* [What the task requires]
Where a line below holds the string "بمرور", copy that line.

━━ Provided data

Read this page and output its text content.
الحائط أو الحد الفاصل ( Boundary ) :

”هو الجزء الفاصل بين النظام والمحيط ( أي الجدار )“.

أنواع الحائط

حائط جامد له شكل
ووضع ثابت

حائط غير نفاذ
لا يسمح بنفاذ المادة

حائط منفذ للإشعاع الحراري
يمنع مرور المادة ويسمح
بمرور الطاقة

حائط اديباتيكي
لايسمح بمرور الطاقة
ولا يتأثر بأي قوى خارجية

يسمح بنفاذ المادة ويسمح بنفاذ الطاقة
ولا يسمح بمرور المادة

━━━━

* [Exercise result]
بمرور الطاقة
لايسمح بمرور الطاقة
ولا يسمح بمرور المادة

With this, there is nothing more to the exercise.